Write out every record below exactly as it appears.

Records from a collection:
————
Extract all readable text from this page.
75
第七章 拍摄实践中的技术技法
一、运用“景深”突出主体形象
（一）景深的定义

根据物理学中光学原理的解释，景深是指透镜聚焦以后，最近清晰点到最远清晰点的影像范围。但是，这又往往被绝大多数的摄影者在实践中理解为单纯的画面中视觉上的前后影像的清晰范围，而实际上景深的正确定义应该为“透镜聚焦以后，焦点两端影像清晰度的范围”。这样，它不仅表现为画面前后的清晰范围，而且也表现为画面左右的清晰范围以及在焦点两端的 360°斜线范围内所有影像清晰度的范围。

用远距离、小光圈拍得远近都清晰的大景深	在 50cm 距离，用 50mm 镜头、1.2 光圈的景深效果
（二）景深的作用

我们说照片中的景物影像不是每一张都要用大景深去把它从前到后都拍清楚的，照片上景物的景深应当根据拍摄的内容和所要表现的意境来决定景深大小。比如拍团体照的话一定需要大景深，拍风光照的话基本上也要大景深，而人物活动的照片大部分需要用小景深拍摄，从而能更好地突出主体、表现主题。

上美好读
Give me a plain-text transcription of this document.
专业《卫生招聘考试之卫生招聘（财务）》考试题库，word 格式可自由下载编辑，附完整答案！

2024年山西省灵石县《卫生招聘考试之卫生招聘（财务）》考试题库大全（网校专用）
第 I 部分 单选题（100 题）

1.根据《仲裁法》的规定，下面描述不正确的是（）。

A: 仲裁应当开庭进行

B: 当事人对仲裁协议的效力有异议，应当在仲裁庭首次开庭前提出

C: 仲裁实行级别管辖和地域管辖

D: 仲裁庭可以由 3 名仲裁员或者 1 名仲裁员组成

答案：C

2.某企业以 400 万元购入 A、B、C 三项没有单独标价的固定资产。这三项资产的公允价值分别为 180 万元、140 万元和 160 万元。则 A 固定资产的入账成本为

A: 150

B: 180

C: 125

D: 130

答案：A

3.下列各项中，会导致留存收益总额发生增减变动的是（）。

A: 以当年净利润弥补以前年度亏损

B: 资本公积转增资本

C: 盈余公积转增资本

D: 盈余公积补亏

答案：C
————
- Response:
Extract all readable text from this page.
75
第七章 拍摄实践中的技术技法
一、运用“景深”突出主体形象
（一）景深的定义

根据物理学中光学原理的解释，景深是指透镜聚焦以后，最近清晰点到最远清晰点的影像范围。但是，这又往往被绝大多数的摄影者在实践中理解为单纯的画面中视觉上的前后影像的清晰范围，而实际上景深的正确定义应该为“透镜聚焦以后，焦点两端影像清晰度的范围”。这样，它不仅表现为画面前后的清晰范围，而且也表现为画面左右的清晰范围以及在焦点两端的 360°斜线范围内所有影像清晰度的范围。

用远距离、小光圈拍得远近都清晰的大景深	在 50cm 距离，用 50mm 镜头、1.2 光圈的景深效果
（二）景深的作用

我们说照片中的景物影像不是每一张都要用大景深去把它从前到后都拍清楚的，照片上景物的景深应当根据拍摄的内容和所要表现的意境来决定景深大小。比如拍团体照的话一定需要大景深，拍风光照的话基本上也要大景深，而人物活动的照片大部分需要用小景深拍摄，从而能更好地突出主体、表现主题。

上美好读
Give me a plain-text transcription of this document.
专业《卫生招聘考试之卫生招聘（财务）》考试题库，word 格式可自由下载编辑，附完整答案！

2024年山西省灵石县《卫生招聘考试之卫生招聘（财务）》考试题库大全（网校专用）
第 I 部分 单选题（100 题）

1.根据《仲裁法》的规定，下面描述不正确的是（）。

A: 仲裁应当开庭进行

B: 当事人对仲裁协议的效力有异议，应当在仲裁庭首次开庭前提出

C: 仲裁实行级别管辖和地域管辖

D: 仲裁庭可以由 3 名仲裁员或者 1 名仲裁员组成

答案：C

2.某企业以 400 万元购入 A、B、C 三项没有单独标价的固定资产。这三项资产的公允价值分别为 180 万元、140 万元和 160 万元。则 A 固定资产的入账成本为

A: 150

B: 180

C: 125

D: 130

答案：A

3.下列各项中，会导致留存收益总额发生增减变动的是（）。

A: 以当年净利润弥补以前年度亏损

B: 资本公积转增资本

C: 盈余公积转增资本

D: 盈余公积补亏

答案：C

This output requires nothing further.